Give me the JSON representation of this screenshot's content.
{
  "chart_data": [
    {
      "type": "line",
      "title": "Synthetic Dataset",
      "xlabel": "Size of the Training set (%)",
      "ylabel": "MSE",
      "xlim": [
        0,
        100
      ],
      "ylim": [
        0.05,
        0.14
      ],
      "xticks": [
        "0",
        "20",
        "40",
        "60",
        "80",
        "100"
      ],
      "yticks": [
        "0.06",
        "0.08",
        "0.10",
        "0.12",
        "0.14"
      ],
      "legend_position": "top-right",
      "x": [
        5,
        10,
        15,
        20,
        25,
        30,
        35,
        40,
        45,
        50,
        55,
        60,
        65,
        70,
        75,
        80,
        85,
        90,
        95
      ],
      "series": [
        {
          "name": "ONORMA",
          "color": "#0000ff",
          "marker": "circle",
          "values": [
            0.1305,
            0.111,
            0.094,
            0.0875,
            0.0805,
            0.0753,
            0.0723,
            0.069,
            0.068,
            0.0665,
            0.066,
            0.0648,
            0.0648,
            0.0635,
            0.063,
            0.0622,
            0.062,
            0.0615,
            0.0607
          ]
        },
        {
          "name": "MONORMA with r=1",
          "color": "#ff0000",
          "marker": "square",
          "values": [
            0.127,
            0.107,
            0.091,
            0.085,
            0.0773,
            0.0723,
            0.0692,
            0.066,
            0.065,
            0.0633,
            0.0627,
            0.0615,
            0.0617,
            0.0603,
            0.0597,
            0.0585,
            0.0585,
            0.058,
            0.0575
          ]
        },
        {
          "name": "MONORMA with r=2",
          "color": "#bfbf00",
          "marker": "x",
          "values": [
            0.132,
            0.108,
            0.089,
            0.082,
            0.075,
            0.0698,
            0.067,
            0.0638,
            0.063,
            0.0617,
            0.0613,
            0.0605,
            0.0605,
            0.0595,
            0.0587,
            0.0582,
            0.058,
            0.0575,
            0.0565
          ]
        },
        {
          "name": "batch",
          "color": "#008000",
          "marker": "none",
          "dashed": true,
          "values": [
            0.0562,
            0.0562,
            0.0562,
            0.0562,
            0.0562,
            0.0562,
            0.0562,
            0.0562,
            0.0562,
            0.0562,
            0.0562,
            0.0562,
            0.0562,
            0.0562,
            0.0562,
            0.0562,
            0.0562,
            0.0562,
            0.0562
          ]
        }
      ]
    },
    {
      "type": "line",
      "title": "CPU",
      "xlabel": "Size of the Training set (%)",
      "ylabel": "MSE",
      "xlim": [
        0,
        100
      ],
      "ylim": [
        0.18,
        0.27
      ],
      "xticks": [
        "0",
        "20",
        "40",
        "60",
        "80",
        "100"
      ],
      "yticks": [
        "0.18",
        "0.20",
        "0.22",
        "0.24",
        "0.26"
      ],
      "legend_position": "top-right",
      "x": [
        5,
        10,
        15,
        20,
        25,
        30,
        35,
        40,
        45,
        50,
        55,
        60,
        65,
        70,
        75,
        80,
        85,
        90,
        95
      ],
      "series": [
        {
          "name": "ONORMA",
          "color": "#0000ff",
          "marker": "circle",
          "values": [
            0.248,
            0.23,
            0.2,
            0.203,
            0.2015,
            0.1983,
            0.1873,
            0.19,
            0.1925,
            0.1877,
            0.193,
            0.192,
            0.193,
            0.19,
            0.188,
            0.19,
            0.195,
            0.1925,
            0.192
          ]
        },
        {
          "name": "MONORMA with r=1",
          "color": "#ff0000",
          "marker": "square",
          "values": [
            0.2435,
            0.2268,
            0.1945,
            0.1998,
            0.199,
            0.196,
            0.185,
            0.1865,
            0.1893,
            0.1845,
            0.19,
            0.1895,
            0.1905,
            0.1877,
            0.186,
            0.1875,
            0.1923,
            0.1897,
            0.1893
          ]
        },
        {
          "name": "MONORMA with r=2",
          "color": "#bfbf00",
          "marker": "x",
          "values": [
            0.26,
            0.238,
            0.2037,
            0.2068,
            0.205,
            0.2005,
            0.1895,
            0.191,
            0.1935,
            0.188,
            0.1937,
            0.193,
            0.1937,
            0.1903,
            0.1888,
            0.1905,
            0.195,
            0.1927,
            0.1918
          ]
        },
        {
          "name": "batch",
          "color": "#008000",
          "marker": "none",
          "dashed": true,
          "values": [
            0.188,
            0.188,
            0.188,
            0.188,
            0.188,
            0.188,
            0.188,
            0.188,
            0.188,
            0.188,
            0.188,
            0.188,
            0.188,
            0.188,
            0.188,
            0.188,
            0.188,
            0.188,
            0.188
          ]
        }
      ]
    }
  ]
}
--*--
**INSTRUCTIONS TO FOLLOW**
Your task is to retype all of the records exactly.

**SOLUTION TO THE EXERCISE**
Give me the JSON representation of this screenshot's content.
{
  "chart_data": [
    {
      "type": "line",
      "title": "Synthetic Dataset",
      "xlabel": "Size of the Training set (%)",
      "ylabel": "MSE",
      "xlim": [
        0,
        100
      ],
      "ylim": [
        0.05,
        0.14
      ],
      "xticks": [
        "0",
        "20",
        "40",
        "60",
        "80",
        "100"
      ],
      "yticks": [
        "0.06",
        "0.08",
        "0.10",
        "0.12",
        "0.14"
      ],
      "legend_position": "top-right",
      "x": [
        5,
        10,
        15,
        20,
        25,
        30,
        35,
        40,
        45,
        50,
        55,
        60,
        65,
        70,
        75,
        80,
        85,
        90,
        95
      ],
      "series": [
        {
          "name": "ONORMA",
          "color": "#0000ff",
          "marker": "circle",
          "values": [
            0.1305,
            0.111,
            0.094,
            0.0875,
            0.0805,
            0.0753,
            0.0723,
            0.069,
            0.068,
            0.0665,
            0.066,
            0.0648,
            0.0648,
            0.0635,
            0.063,
            0.0622,
            0.062,
            0.0615,
            0.0607
          ]
        },
        {
          "name": "MONORMA with r=1",
          "color": "#ff0000",
          "marker": "square",
          "values": [
            0.127,
            0.107,
            0.091,
            0.085,
            0.0773,
            0.0723,
            0.0692,
            0.066,
            0.065,
            0.0633,
            0.0627,
            0.0615,
            0.0617,
            0.0603,
            0.0597,
            0.0585,
            0.0585,
            0.058,
            0.0575
          ]
        },
        {
          "name": "MONORMA with r=2",
          "color": "#bfbf00",
          "marker": "x",
          "values": [
            0.132,
            0.108,
            0.089,
            0.082,
            0.075,
            0.0698,
            0.067,
            0.0638,
            0.063,
            0.0617,
            0.0613,
            0.0605,
            0.0605,
            0.0595,
            0.0587,
            0.0582,
            0.058,
            0.0575,
            0.0565
          ]
        },
        {
          "name": "batch",
          "color": "#008000",
          "marker": "none",
          "dashed": true,
          "values": [
            0.0562,
            0.0562,
            0.0562,
            0.0562,
            0.0562,
            0.0562,
            0.0562,
            0.0562,
            0.0562,
            0.0562,
            0.0562,
            0.0562,
            0.0562,
            0.0562,
            0.0562,
            0.0562,
            0.0562,
            0.0562,
            0.0562
          ]
        }
      ]
    },
    {
      "type": "line",
      "title": "CPU",
      "xlabel": "Size of the Training set (%)",
      "ylabel": "MSE",
      "xlim": [
        0,
        100
      ],
      "ylim": [
        0.18,
        0.27
      ],
      "xticks": [
        "0",
        "20",
        "40",
        "60",
        "80",
        "100"
      ],
      "yticks": [
        "0.18",
        "0.20",
        "0.22",
        "0.24",
        "0.26"
      ],
      "legend_position": "top-right",
      "x": [
        5,
        10,
        15,
        20,
        25,
        30,
        35,
        40,
        45,
        50,
        55,
        60,
        65,
        70,
        75,
        80,
        85,
        90,
        95
      ],
      "series": [
        {
          "name": "ONORMA",
          "color": "#0000ff",
          "marker": "circle",
          "values": [
            0.248,
            0.23,
            0.2,
            0.203,
            0.2015,
            0.1983,
            0.1873,
            0.19,
            0.1925,
            0.1877,
            0.193,
            0.192,
            0.193,
            0.19,
            0.188,
            0.19,
            0.195,
            0.1925,
            0.192
          ]
        },
        {
          "name": "MONORMA with r=1",
          "color": "#ff0000",
          "marker": "square",
          "values": [
            0.2435,
            0.2268,
            0.1945,
            0.1998,
            0.199,
            0.196,
            0.185,
            0.1865,
            0.1893,
            0.1845,
            0.19,
            0.1895,
            0.1905,
            0.1877,
            0.186,
            0.1875,
            0.1923,
            0.1897,
            0.1893
          ]
        },
        {
          "name": "MONORMA with r=2",
          "color": "#bfbf00",
          "marker": "x",
          "values": [
            0.26,
            0.238,
            0.2037,
            0.2068,
            0.205,
            0.2005,
            0.1895,
            0.191,
            0.1935,
            0.188,
            0.1937,
            0.193,
            0.1937,
            0.1903,
            0.1888,
            0.1905,
            0.195,
            0.1927,
            0.1918
          ]
        },
        {
          "name": "batch",
          "color": "#008000",
          "marker": "none",
          "dashed": true,
          "values": [
            0.188,
            0.188,
            0.188,
            0.188,
            0.188,
            0.188,
            0.188,
            0.188,
            0.188,
            0.188,
            0.188,
            0.188,
            0.188,
            0.188,
            0.188,
            0.188,
            0.188,
            0.188,
            0.188
          ]
        }
      ]
    }
  ]
}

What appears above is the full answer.